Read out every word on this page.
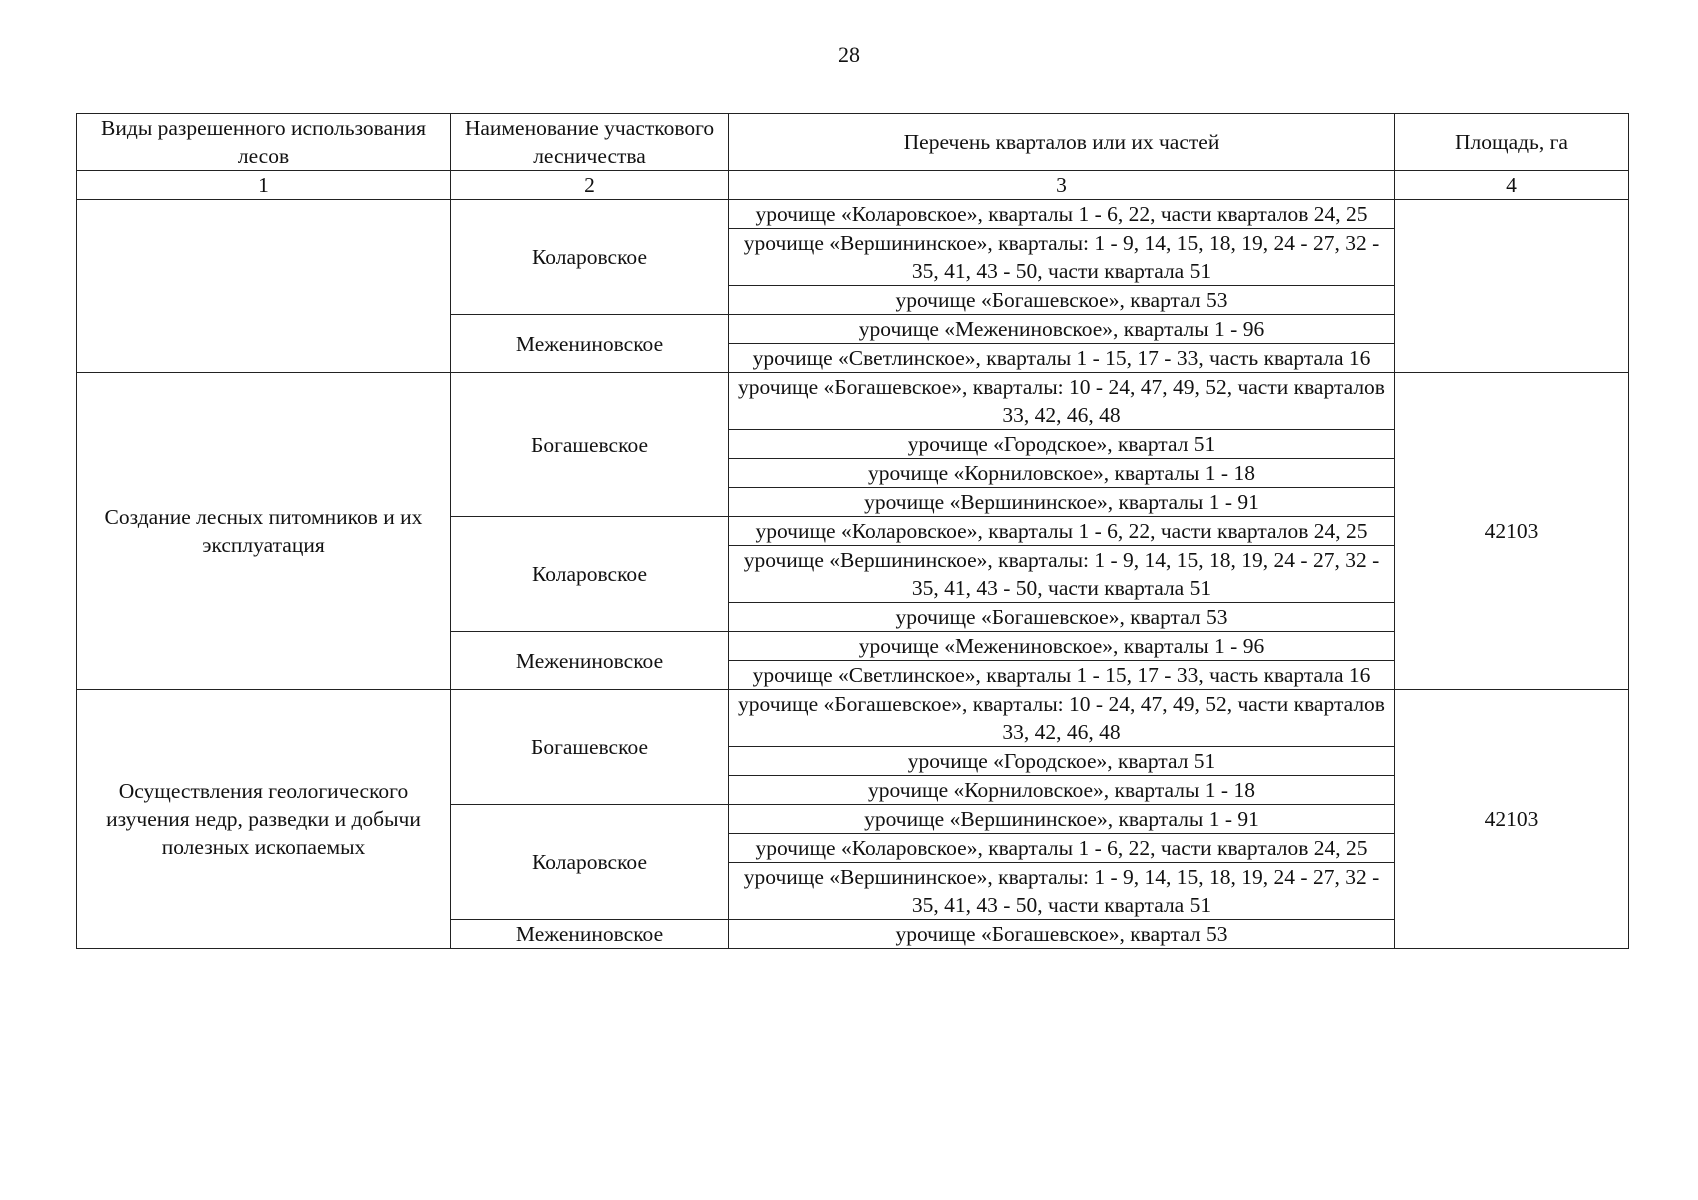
28
Виды разрешенного использования лесов	Наименование участкового лесничества	Перечень кварталов или их частей	Площадь, га
1	2	3	4
	Коларовское	урочище «Коларовское», кварталы 1 - 6, 22, части кварталов 24, 25	
		урочище «Вершининское», кварталы: 1 - 9, 14, 15, 18, 19, 24 - 27, 32 - 35, 41, 43 - 50, части квартала 51	
		урочище «Богашевское», квартал 53	
	Межениновское	урочище «Межениновское», кварталы 1 - 96	
		урочище «Светлинское», кварталы 1 - 15, 17 - 33, часть квартала 16	
Создание лесных питомников и их эксплуатация	Богашевское	урочище «Богашевское», кварталы: 10 - 24, 47, 49, 52, части кварталов 33, 42, 46, 48	42103
		урочище «Городское», квартал 51	
		урочище «Корниловское», кварталы 1 - 18	
		урочище «Вершининское», кварталы 1 - 91	
	Коларовское	урочище «Коларовское», кварталы 1 - 6, 22, части кварталов 24, 25	
		урочище «Вершининское», кварталы: 1 - 9, 14, 15, 18, 19, 24 - 27, 32 - 35, 41, 43 - 50, части квартала 51	
		урочище «Богашевское», квартал 53	
	Межениновское	урочище «Межениновское», кварталы 1 - 96	
		урочище «Светлинское», кварталы 1 - 15, 17 - 33, часть квартала 16	
Осуществления геологического изучения недр, разведки и добычи полезных ископаемых	Богашевское	урочище «Богашевское», кварталы: 10 - 24, 47, 49, 52, части кварталов 33, 42, 46, 48	42103
		урочище «Городское», квартал 51	
		урочище «Корниловское», кварталы 1 - 18	
	Коларовское	урочище «Вершининское», кварталы 1 - 91	
		урочище «Коларовское», кварталы 1 - 6, 22, части кварталов 24, 25	
		урочище «Вершининское», кварталы: 1 - 9, 14, 15, 18, 19, 24 - 27, 32 - 35, 41, 43 - 50, части квартала 51	
	Межениновское	урочище «Богашевское», квартал 53	
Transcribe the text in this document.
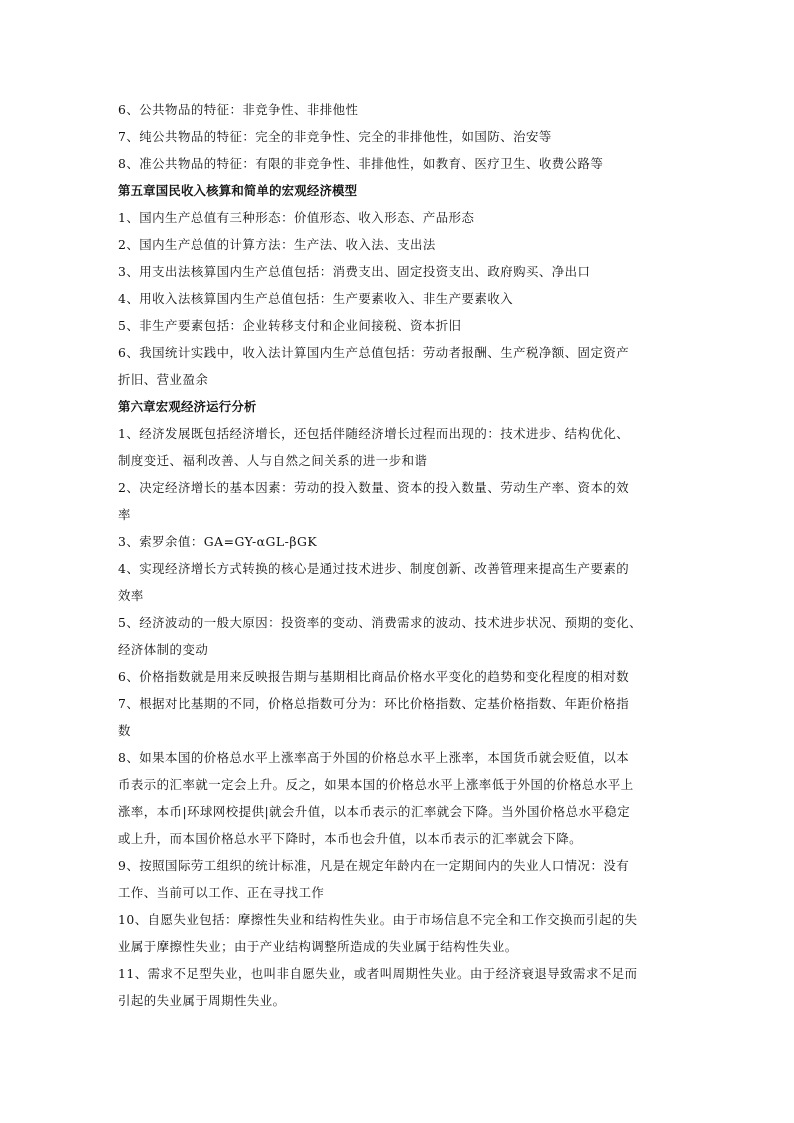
6、公共物品的特征：非竞争性、非排他性
7、纯公共物品的特征：完全的非竞争性、完全的非排他性，如国防、治安等
8、准公共物品的特征：有限的非竞争性、非排他性，如教育、医疗卫生、收费公路等
第五章国民收入核算和简单的宏观经济模型
1、国内生产总值有三种形态：价值形态、收入形态、产品形态
2、国内生产总值的计算方法：生产法、收入法、支出法
3、用支出法核算国内生产总值包括：消费支出、固定投资支出、政府购买、净出口
4、用收入法核算国内生产总值包括：生产要素收入、非生产要素收入
5、非生产要素包括：企业转移支付和企业间接税、资本折旧
6、我国统计实践中，收入法计算国内生产总值包括：劳动者报酬、生产税净额、固定资产
折旧、营业盈余
第六章宏观经济运行分析
1、经济发展既包括经济增长，还包括伴随经济增长过程而出现的：技术进步、结构优化、
制度变迁、福利改善、人与自然之间关系的进一步和谐
2、决定经济增长的基本因素：劳动的投入数量、资本的投入数量、劳动生产率、资本的效
率
3、索罗余值：GA=GY-αGL-βGK
4、实现经济增长方式转换的核心是通过技术进步、制度创新、改善管理来提高生产要素的
效率
5、经济波动的一般大原因：投资率的变动、消费需求的波动、技术进步状况、预期的变化、
经济体制的变动
6、价格指数就是用来反映报告期与基期相比商品价格水平变化的趋势和变化程度的相对数
7、根据对比基期的不同，价格总指数可分为：环比价格指数、定基价格指数、年距价格指
数
8、如果本国的价格总水平上涨率高于外国的价格总水平上涨率，本国货币就会贬值，以本
币表示的汇率就一定会上升。反之，如果本国的价格总水平上涨率低于外国的价格总水平上
涨率，本币|环球网校提供|就会升值，以本币表示的汇率就会下降。当外国价格总水平稳定
或上升，而本国价格总水平下降时，本币也会升值，以本币表示的汇率就会下降。
9、按照国际劳工组织的统计标准，凡是在规定年龄内在一定期间内的失业人口情况：没有
工作、当前可以工作、正在寻找工作
10、自愿失业包括：摩擦性失业和结构性失业。由于市场信息不完全和工作交换而引起的失
业属于摩擦性失业；由于产业结构调整所造成的失业属于结构性失业。
11、需求不足型失业，也叫非自愿失业，或者叫周期性失业。由于经济衰退导致需求不足而
引起的失业属于周期性失业。
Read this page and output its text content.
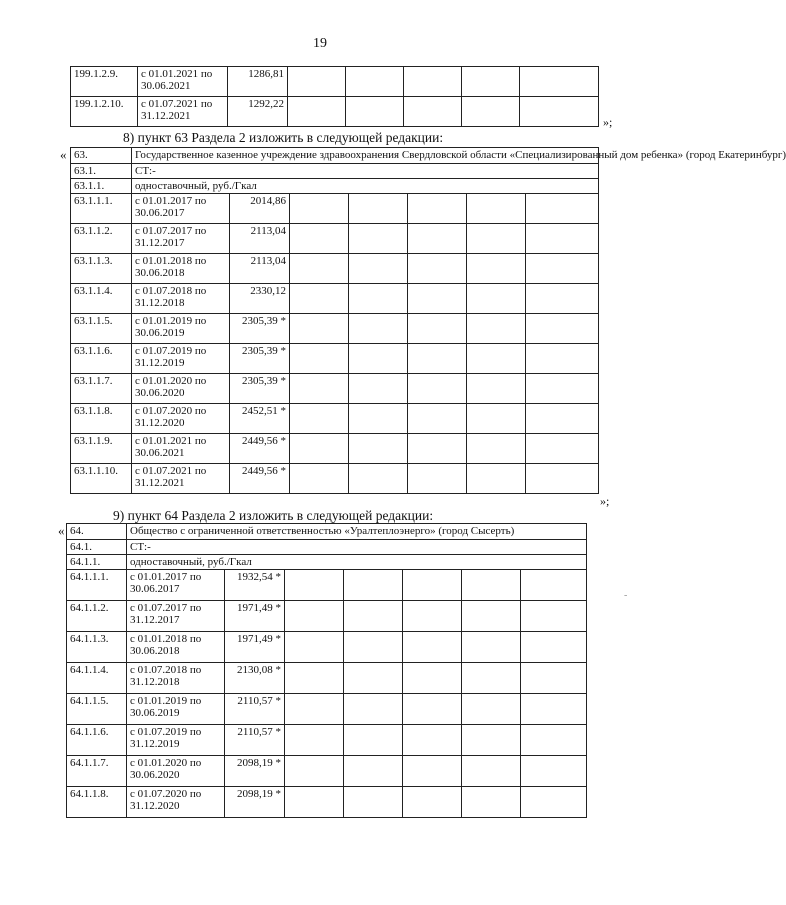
19
199.1.2.9.	с 01.01.2021 по
30.06.2021	1286,81					
199.1.2.10.	с 01.07.2021 по
31.12.2021	1292,22					
»;
8) пункт 63 Раздела 2 изложить в следующей редакции:
« 63.	Государственное казенное учреждение здравоохранения Свердловской области «Специализированный дом ребенка» (город Екатеринбург)						
63.1.	СТ:-						
63.1.1.	одноставочный, руб./Гкал						
63.1.1.1.	с 01.01.2017 по
30.06.2017	2014,86					
63.1.1.2.	с 01.07.2017 по
31.12.2017	2113,04					
63.1.1.3.	с 01.01.2018 по
30.06.2018	2113,04					
63.1.1.4.	с 01.07.2018 по
31.12.2018	2330,12					
63.1.1.5.	с 01.01.2019 по
30.06.2019	2305,39 *					
63.1.1.6.	с 01.07.2019 по
31.12.2019	2305,39 *					
63.1.1.7.	с 01.01.2020 по
30.06.2020	2305,39 *					
63.1.1.8.	с 01.07.2020 по
31.12.2020	2452,51 *					
63.1.1.9.	с 01.01.2021 по
30.06.2021	2449,56 *					
63.1.1.10.	с 01.07.2021 по
31.12.2021	2449,56 *					
»;
9) пункт 64 Раздела 2 изложить в следующей редакции:
« 64.	Общество с ограниченной ответственностью «Уралтеплоэнерго» (город Сысерть)						
64.1.	СТ:-						
64.1.1.	одноставочный, руб./Гкал						
64.1.1.1.	с 01.01.2017 по
30.06.2017	1932,54 *					
64.1.1.2.	с 01.07.2017 по
31.12.2017	1971,49 *					
64.1.1.3.	с 01.01.2018 по
30.06.2018	1971,49 *					
64.1.1.4.	с 01.07.2018 по
31.12.2018	2130,08 *					
64.1.1.5.	с 01.01.2019 по
30.06.2019	2110,57 *					
64.1.1.6.	с 01.07.2019 по
31.12.2019	2110,57 *					
64.1.1.7.	с 01.01.2020 по
30.06.2020	2098,19 *					
64.1.1.8.	с 01.07.2020 по
31.12.2020	2098,19 *					
-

_ _ _ _ _ _ _

Short task:
Look through the data above. Find each line with the string "Гкал" and copy it.

Task solution:
63.1.1.	одноставочный, руб./Гкал						
64.1.1.	одноставочный, руб./Гкал						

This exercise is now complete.